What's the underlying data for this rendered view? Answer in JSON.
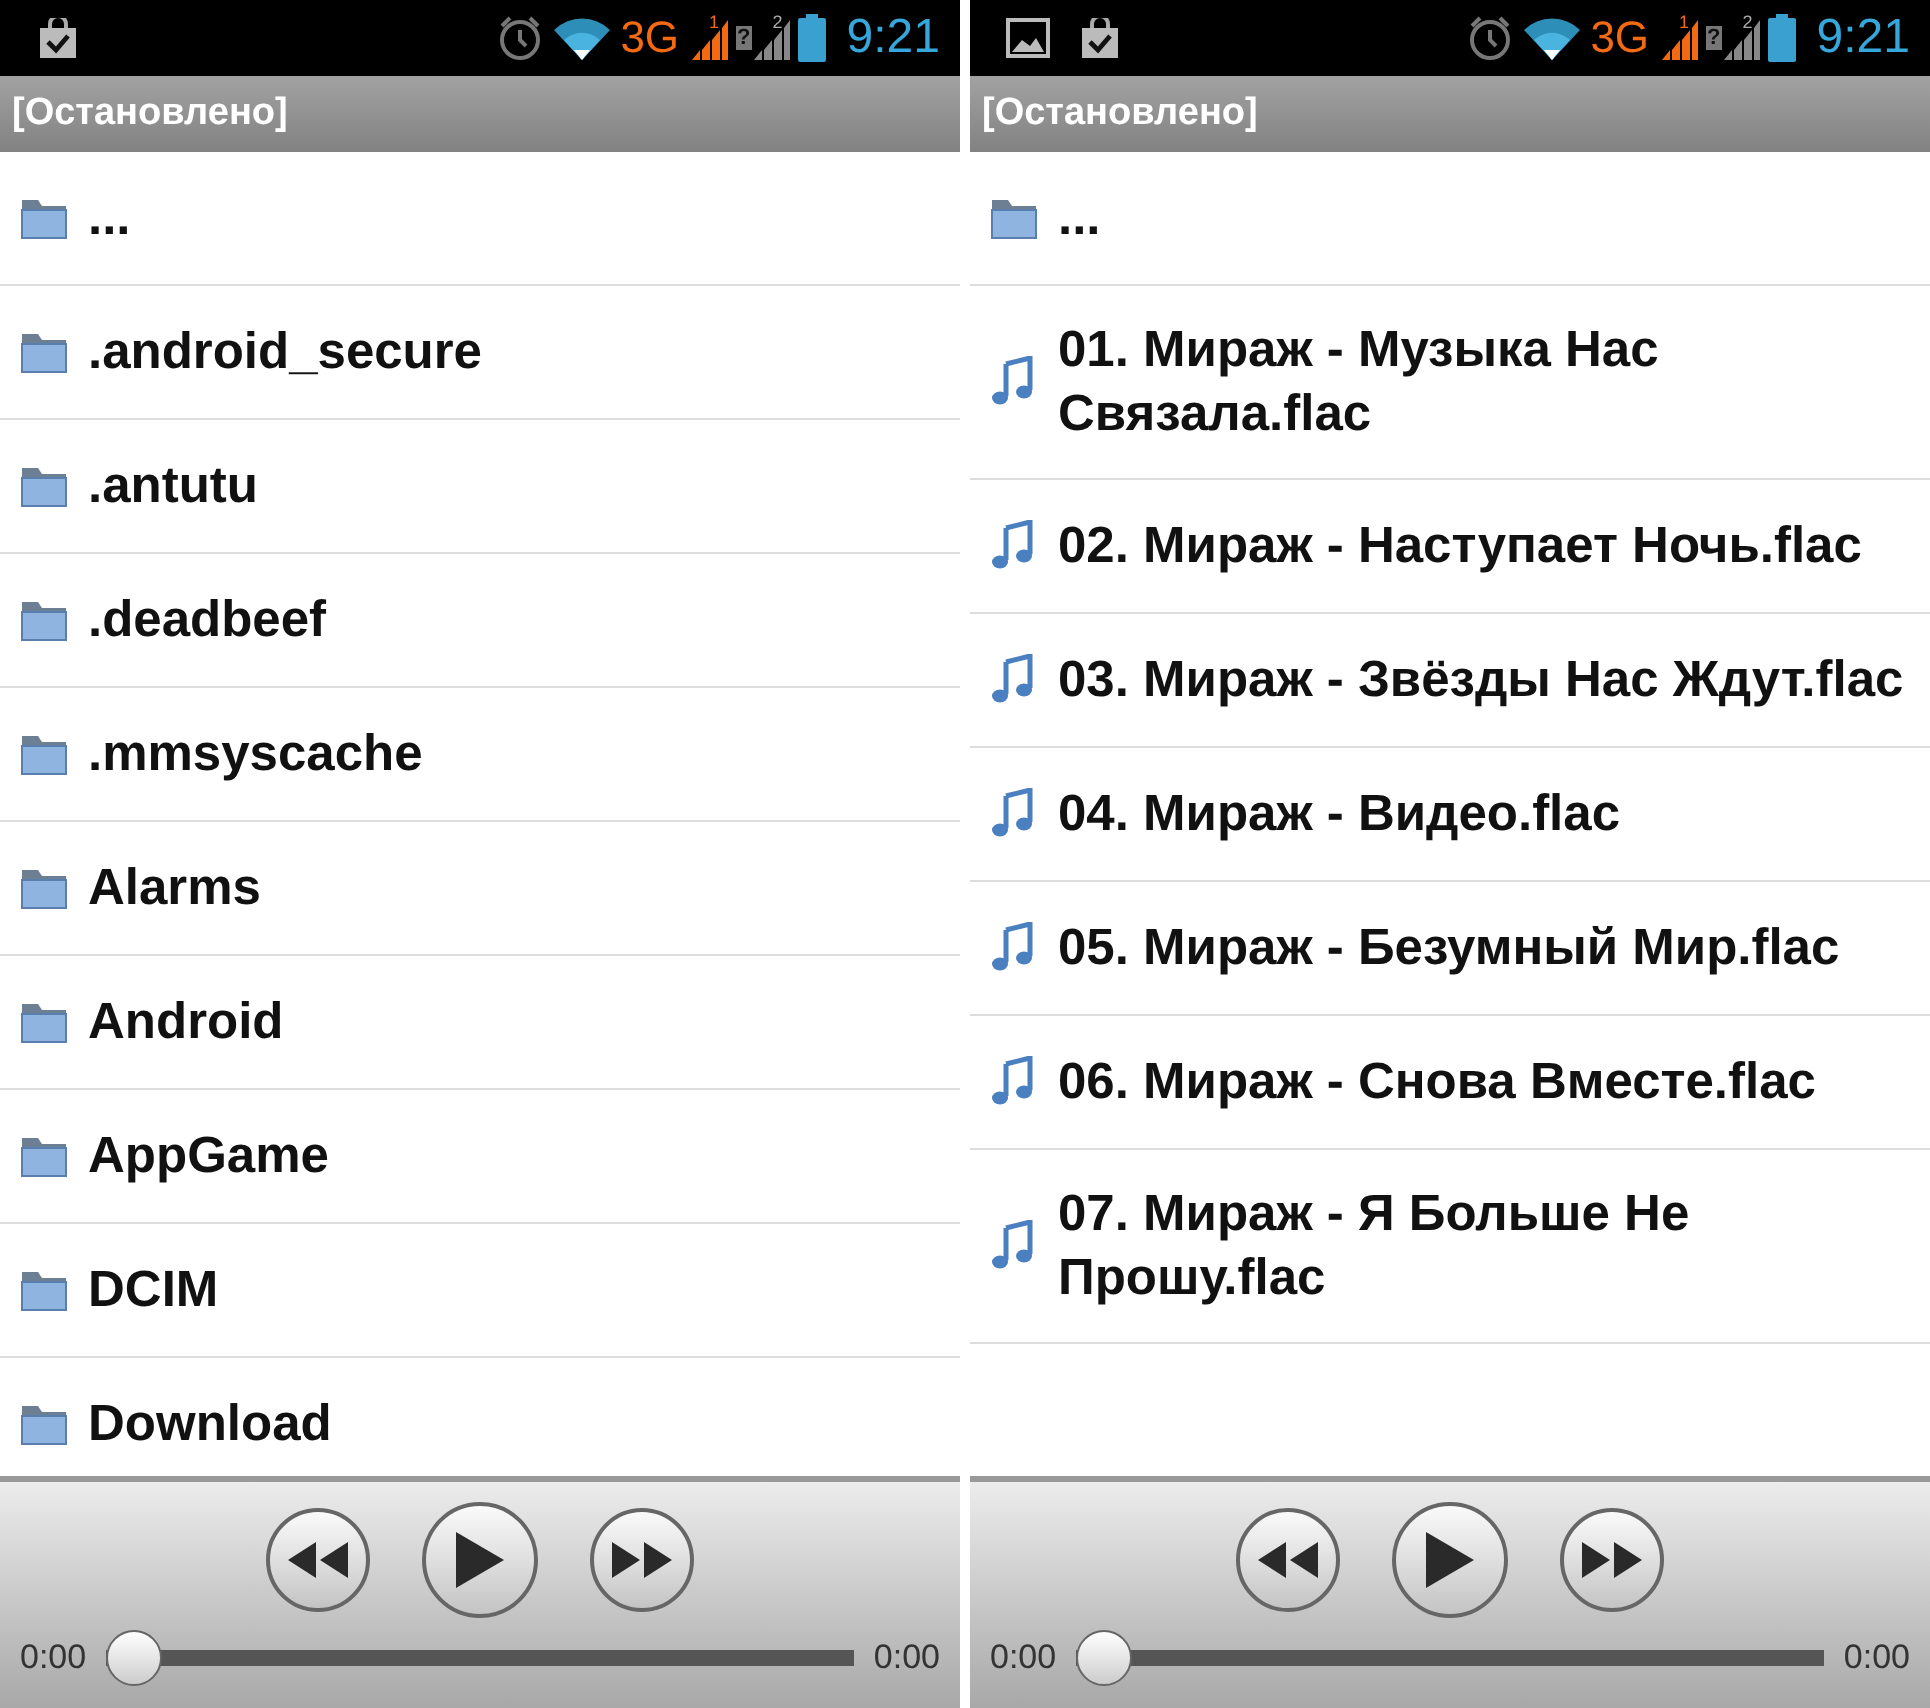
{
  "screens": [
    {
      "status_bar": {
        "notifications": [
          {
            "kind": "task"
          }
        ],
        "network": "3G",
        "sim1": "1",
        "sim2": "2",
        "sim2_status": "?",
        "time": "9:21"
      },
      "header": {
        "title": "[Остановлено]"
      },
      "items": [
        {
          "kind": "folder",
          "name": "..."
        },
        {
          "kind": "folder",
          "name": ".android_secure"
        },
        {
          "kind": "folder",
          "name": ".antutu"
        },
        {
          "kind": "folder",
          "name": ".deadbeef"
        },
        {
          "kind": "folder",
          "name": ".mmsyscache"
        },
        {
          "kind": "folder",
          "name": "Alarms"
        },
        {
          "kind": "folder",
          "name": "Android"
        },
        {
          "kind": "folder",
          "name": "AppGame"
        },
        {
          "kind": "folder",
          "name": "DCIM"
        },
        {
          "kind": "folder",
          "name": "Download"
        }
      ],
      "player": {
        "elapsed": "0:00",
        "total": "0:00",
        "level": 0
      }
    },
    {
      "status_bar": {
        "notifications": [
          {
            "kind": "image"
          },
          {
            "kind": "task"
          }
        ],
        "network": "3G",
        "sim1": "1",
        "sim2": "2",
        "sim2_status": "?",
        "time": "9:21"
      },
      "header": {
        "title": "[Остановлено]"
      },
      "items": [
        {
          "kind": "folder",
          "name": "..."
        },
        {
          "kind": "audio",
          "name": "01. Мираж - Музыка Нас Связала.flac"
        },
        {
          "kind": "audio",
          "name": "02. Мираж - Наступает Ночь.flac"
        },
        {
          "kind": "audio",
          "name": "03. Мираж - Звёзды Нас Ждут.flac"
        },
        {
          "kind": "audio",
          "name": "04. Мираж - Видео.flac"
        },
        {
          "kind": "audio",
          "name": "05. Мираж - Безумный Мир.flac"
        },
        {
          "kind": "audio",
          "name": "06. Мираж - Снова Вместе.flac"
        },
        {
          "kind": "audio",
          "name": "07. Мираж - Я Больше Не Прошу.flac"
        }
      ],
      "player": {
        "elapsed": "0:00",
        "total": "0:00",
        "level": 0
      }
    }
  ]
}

......

* **WHAT IS BEING ASKED**: Take the listing above and print it exactly, apart from the pictures.

* **ANSWER FOR THE TASK**:
What's the underlying data for this rendered view? Answer in JSON.
{
  "screens": [
    {
      "status_bar": {
        "notifications": [
          {
            "kind": "task"
          }
        ],
        "network": "3G",
        "sim1": "1",
        "sim2": "2",
        "sim2_status": "?",
        "time": "9:21"
      },
      "header": {
        "title": "[Остановлено]"
      },
      "items": [
        {
          "kind": "folder",
          "name": "..."
        },
        {
          "kind": "folder",
          "name": ".android_secure"
        },
        {
          "kind": "folder",
          "name": ".antutu"
        },
        {
          "kind": "folder",
          "name": ".deadbeef"
        },
        {
          "kind": "folder",
          "name": ".mmsyscache"
        },
        {
          "kind": "folder",
          "name": "Alarms"
        },
        {
          "kind": "folder",
          "name": "Android"
        },
        {
          "kind": "folder",
          "name": "AppGame"
        },
        {
          "kind": "folder",
          "name": "DCIM"
        },
        {
          "kind": "folder",
          "name": "Download"
        }
      ],
      "player": {
        "elapsed": "0:00",
        "total": "0:00",
        "level": 0
      }
    },
    {
      "status_bar": {
        "notifications": [
          {
            "kind": "image"
          },
          {
            "kind": "task"
          }
        ],
        "network": "3G",
        "sim1": "1",
        "sim2": "2",
        "sim2_status": "?",
        "time": "9:21"
      },
      "header": {
        "title": "[Остановлено]"
      },
      "items": [
        {
          "kind": "folder",
          "name": "..."
        },
        {
          "kind": "audio",
          "name": "01. Мираж - Музыка Нас Связала.flac"
        },
        {
          "kind": "audio",
          "name": "02. Мираж - Наступает Ночь.flac"
        },
        {
          "kind": "audio",
          "name": "03. Мираж - Звёзды Нас Ждут.flac"
        },
        {
          "kind": "audio",
          "name": "04. Мираж - Видео.flac"
        },
        {
          "kind": "audio",
          "name": "05. Мираж - Безумный Мир.flac"
        },
        {
          "kind": "audio",
          "name": "06. Мираж - Снова Вместе.flac"
        },
        {
          "kind": "audio",
          "name": "07. Мираж - Я Больше Не Прошу.flac"
        }
      ],
      "player": {
        "elapsed": "0:00",
        "total": "0:00",
        "level": 0
      }
    }
  ]
}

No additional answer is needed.